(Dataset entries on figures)
══════════

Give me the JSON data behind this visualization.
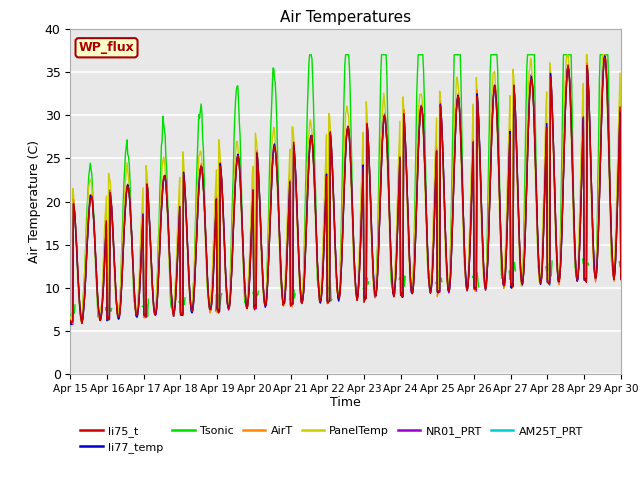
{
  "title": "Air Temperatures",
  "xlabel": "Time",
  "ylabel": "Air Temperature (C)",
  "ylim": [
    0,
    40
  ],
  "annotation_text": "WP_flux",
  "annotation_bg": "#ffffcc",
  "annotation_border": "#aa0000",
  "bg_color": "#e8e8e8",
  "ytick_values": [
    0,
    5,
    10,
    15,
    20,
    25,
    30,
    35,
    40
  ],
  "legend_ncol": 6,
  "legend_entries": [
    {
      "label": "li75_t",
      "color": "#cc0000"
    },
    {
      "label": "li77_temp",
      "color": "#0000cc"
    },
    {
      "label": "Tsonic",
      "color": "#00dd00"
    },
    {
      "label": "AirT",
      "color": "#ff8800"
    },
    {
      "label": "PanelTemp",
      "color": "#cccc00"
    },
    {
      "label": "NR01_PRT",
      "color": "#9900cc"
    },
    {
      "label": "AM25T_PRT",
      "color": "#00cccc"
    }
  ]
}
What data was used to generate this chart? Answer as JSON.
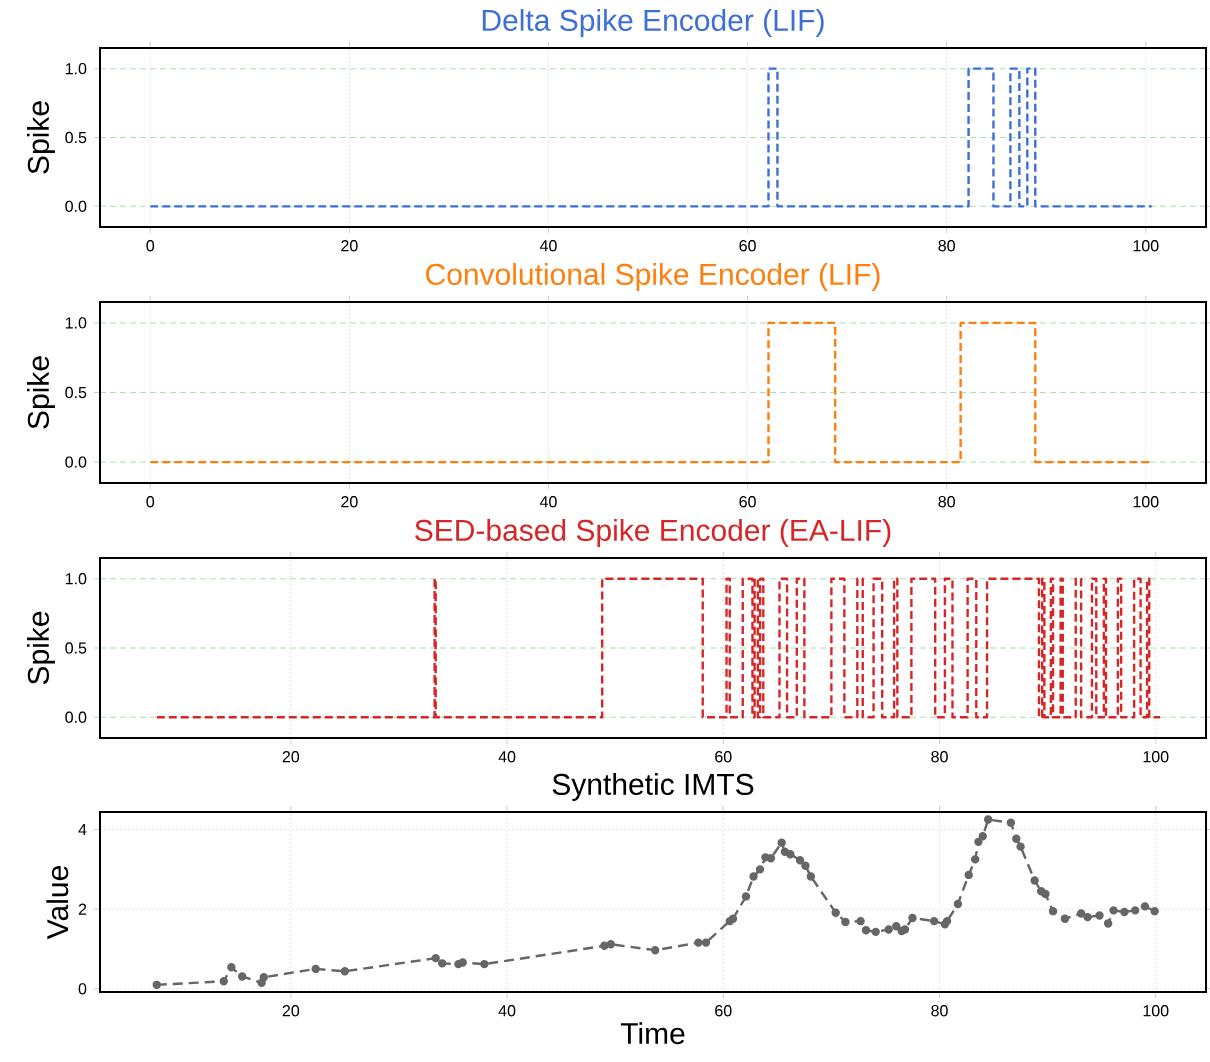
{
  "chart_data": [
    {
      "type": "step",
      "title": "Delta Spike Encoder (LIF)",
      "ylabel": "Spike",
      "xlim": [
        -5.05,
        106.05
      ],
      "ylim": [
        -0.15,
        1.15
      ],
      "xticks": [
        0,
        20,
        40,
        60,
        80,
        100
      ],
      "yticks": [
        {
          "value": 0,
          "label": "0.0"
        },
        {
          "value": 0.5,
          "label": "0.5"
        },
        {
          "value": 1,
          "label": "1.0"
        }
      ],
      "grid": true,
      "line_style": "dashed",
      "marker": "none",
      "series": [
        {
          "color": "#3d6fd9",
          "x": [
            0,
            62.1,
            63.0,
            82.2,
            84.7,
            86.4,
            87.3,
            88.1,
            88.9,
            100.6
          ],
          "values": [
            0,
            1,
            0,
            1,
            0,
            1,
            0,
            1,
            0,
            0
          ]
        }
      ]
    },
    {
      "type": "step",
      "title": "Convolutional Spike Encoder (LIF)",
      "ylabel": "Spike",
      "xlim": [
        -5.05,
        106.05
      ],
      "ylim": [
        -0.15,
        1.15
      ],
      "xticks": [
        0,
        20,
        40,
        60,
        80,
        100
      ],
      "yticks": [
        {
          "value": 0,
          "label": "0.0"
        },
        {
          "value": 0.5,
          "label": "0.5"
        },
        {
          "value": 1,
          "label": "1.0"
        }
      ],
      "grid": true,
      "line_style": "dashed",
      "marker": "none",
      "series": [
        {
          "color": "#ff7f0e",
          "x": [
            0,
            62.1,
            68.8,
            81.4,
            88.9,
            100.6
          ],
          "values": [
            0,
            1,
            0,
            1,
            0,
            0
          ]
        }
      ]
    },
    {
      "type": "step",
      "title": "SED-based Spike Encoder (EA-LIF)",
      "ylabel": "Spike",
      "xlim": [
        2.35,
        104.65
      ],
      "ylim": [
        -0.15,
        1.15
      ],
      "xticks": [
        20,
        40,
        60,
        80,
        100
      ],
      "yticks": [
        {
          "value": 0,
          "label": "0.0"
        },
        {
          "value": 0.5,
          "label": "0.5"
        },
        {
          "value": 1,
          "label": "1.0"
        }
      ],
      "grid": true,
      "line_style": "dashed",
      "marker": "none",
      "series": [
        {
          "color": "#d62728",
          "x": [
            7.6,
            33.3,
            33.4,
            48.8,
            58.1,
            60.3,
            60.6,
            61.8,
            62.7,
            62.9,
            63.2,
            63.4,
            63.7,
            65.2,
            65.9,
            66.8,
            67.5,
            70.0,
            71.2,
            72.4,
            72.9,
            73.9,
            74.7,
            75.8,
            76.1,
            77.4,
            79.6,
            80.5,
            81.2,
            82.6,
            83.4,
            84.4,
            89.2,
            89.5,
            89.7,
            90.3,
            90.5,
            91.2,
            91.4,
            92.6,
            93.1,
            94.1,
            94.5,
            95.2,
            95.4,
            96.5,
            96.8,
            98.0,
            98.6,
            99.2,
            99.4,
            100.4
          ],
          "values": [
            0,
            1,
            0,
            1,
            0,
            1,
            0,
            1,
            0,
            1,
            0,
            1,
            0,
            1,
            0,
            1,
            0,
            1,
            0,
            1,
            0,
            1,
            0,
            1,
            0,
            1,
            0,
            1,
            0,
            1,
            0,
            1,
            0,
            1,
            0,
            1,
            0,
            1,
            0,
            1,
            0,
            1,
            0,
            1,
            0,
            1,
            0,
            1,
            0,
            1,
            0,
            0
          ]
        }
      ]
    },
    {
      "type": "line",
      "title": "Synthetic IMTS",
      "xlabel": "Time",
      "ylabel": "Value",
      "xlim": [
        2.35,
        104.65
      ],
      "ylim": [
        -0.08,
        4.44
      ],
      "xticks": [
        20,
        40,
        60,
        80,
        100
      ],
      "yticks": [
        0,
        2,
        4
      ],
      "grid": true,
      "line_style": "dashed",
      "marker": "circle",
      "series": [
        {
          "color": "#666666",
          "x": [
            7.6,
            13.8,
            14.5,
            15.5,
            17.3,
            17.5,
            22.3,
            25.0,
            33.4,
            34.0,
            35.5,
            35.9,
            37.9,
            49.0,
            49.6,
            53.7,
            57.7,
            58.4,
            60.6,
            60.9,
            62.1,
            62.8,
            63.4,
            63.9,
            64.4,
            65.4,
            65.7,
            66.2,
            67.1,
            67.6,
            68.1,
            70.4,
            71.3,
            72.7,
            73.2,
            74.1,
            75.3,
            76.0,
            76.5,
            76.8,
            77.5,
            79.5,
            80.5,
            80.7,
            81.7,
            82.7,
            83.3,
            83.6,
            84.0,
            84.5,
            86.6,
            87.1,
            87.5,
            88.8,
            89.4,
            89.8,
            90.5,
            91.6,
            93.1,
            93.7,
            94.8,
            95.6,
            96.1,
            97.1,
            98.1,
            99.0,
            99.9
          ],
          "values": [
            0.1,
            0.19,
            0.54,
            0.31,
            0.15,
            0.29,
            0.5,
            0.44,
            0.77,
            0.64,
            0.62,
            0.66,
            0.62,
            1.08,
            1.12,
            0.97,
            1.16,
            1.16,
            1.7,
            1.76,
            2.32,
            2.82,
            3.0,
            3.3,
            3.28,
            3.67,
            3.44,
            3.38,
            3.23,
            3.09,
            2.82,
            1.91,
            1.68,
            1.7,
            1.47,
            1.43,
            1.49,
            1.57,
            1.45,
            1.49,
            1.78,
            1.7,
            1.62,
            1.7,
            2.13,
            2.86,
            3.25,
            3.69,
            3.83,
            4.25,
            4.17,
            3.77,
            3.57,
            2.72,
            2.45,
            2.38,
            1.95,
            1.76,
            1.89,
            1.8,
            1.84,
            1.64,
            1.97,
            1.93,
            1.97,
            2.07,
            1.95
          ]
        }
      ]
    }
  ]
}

══════════

**Brief**:
Transcribe all entries above exactly. Drop the pictures.

**Result**:
Give me the JSON data behind this visualization.
{
  "title": "Air Temperatures",
  "xlabel": "Time",
  "ylabel": "Air Temperature (C)",
  "ylim": [
    0,
    40
  ],
  "annotation_text": "WP_flux",
  "annotation_bg": "#ffffcc",
  "annotation_border": "#aa0000",
  "bg_color": "#e8e8e8",
  "ytick_values": [
    0,
    5,
    10,
    15,
    20,
    25,
    30,
    35,
    40
  ],
  "legend_ncol": 6,
  "legend_entries": [
    {
      "label": "li75_t",
      "color": "#cc0000"
    },
    {
      "label": "li77_temp",
      "color": "#0000cc"
    },
    {
      "label": "Tsonic",
      "color": "#00dd00"
    },
    {
      "label": "AirT",
      "color": "#ff8800"
    },
    {
      "label": "PanelTemp",
      "color": "#cccc00"
    },
    {
      "label": "NR01_PRT",
      "color": "#9900cc"
    },
    {
      "label": "AM25T_PRT",
      "color": "#00cccc"
    }
  ]
}
What data was used to generate this chart? Answer as JSON.
{
  "chart_data": [
    {
      "type": "step",
      "title": "Delta Spike Encoder (LIF)",
      "ylabel": "Spike",
      "xlim": [
        -5.05,
        106.05
      ],
      "ylim": [
        -0.15,
        1.15
      ],
      "xticks": [
        0,
        20,
        40,
        60,
        80,
        100
      ],
      "yticks": [
        {
          "value": 0,
          "label": "0.0"
        },
        {
          "value": 0.5,
          "label": "0.5"
        },
        {
          "value": 1,
          "label": "1.0"
        }
      ],
      "grid": true,
      "line_style": "dashed",
      "marker": "none",
      "series": [
        {
          "color": "#3d6fd9",
          "x": [
            0,
            62.1,
            63.0,
            82.2,
            84.7,
            86.4,
            87.3,
            88.1,
            88.9,
            100.6
          ],
          "values": [
            0,
            1,
            0,
            1,
            0,
            1,
            0,
            1,
            0,
            0
          ]
        }
      ]
    },
    {
      "type": "step",
      "title": "Convolutional Spike Encoder (LIF)",
      "ylabel": "Spike",
      "xlim": [
        -5.05,
        106.05
      ],
      "ylim": [
        -0.15,
        1.15
      ],
      "xticks": [
        0,
        20,
        40,
        60,
        80,
        100
      ],
      "yticks": [
        {
          "value": 0,
          "label": "0.0"
        },
        {
          "value": 0.5,
          "label": "0.5"
        },
        {
          "value": 1,
          "label": "1.0"
        }
      ],
      "grid": true,
      "line_style": "dashed",
      "marker": "none",
      "series": [
        {
          "color": "#ff7f0e",
          "x": [
            0,
            62.1,
            68.8,
            81.4,
            88.9,
            100.6
          ],
          "values": [
            0,
            1,
            0,
            1,
            0,
            0
          ]
        }
      ]
    },
    {
      "type": "step",
      "title": "SED-based Spike Encoder (EA-LIF)",
      "ylabel": "Spike",
      "xlim": [
        2.35,
        104.65
      ],
      "ylim": [
        -0.15,
        1.15
      ],
      "xticks": [
        20,
        40,
        60,
        80,
        100
      ],
      "yticks": [
        {
          "value": 0,
          "label": "0.0"
        },
        {
          "value": 0.5,
          "label": "0.5"
        },
        {
          "value": 1,
          "label": "1.0"
        }
      ],
      "grid": true,
      "line_style": "dashed",
      "marker": "none",
      "series": [
        {
          "color": "#d62728",
          "x": [
            7.6,
            33.3,
            33.4,
            48.8,
            58.1,
            60.3,
            60.6,
            61.8,
            62.7,
            62.9,
            63.2,
            63.4,
            63.7,
            65.2,
            65.9,
            66.8,
            67.5,
            70.0,
            71.2,
            72.4,
            72.9,
            73.9,
            74.7,
            75.8,
            76.1,
            77.4,
            79.6,
            80.5,
            81.2,
            82.6,
            83.4,
            84.4,
            89.2,
            89.5,
            89.7,
            90.3,
            90.5,
            91.2,
            91.4,
            92.6,
            93.1,
            94.1,
            94.5,
            95.2,
            95.4,
            96.5,
            96.8,
            98.0,
            98.6,
            99.2,
            99.4,
            100.4
          ],
          "values": [
            0,
            1,
            0,
            1,
            0,
            1,
            0,
            1,
            0,
            1,
            0,
            1,
            0,
            1,
            0,
            1,
            0,
            1,
            0,
            1,
            0,
            1,
            0,
            1,
            0,
            1,
            0,
            1,
            0,
            1,
            0,
            1,
            0,
            1,
            0,
            1,
            0,
            1,
            0,
            1,
            0,
            1,
            0,
            1,
            0,
            1,
            0,
            1,
            0,
            1,
            0,
            0
          ]
        }
      ]
    },
    {
      "type": "line",
      "title": "Synthetic IMTS",
      "xlabel": "Time",
      "ylabel": "Value",
      "xlim": [
        2.35,
        104.65
      ],
      "ylim": [
        -0.08,
        4.44
      ],
      "xticks": [
        20,
        40,
        60,
        80,
        100
      ],
      "yticks": [
        0,
        2,
        4
      ],
      "grid": true,
      "line_style": "dashed",
      "marker": "circle",
      "series": [
        {
          "color": "#666666",
          "x": [
            7.6,
            13.8,
            14.5,
            15.5,
            17.3,
            17.5,
            22.3,
            25.0,
            33.4,
            34.0,
            35.5,
            35.9,
            37.9,
            49.0,
            49.6,
            53.7,
            57.7,
            58.4,
            60.6,
            60.9,
            62.1,
            62.8,
            63.4,
            63.9,
            64.4,
            65.4,
            65.7,
            66.2,
            67.1,
            67.6,
            68.1,
            70.4,
            71.3,
            72.7,
            73.2,
            74.1,
            75.3,
            76.0,
            76.5,
            76.8,
            77.5,
            79.5,
            80.5,
            80.7,
            81.7,
            82.7,
            83.3,
            83.6,
            84.0,
            84.5,
            86.6,
            87.1,
            87.5,
            88.8,
            89.4,
            89.8,
            90.5,
            91.6,
            93.1,
            93.7,
            94.8,
            95.6,
            96.1,
            97.1,
            98.1,
            99.0,
            99.9
          ],
          "values": [
            0.1,
            0.19,
            0.54,
            0.31,
            0.15,
            0.29,
            0.5,
            0.44,
            0.77,
            0.64,
            0.62,
            0.66,
            0.62,
            1.08,
            1.12,
            0.97,
            1.16,
            1.16,
            1.7,
            1.76,
            2.32,
            2.82,
            3.0,
            3.3,
            3.28,
            3.67,
            3.44,
            3.38,
            3.23,
            3.09,
            2.82,
            1.91,
            1.68,
            1.7,
            1.47,
            1.43,
            1.49,
            1.57,
            1.45,
            1.49,
            1.78,
            1.7,
            1.62,
            1.7,
            2.13,
            2.86,
            3.25,
            3.69,
            3.83,
            4.25,
            4.17,
            3.77,
            3.57,
            2.72,
            2.45,
            2.38,
            1.95,
            1.76,
            1.89,
            1.8,
            1.84,
            1.64,
            1.97,
            1.93,
            1.97,
            2.07,
            1.95
          ]
        }
      ]
    }
  ]
}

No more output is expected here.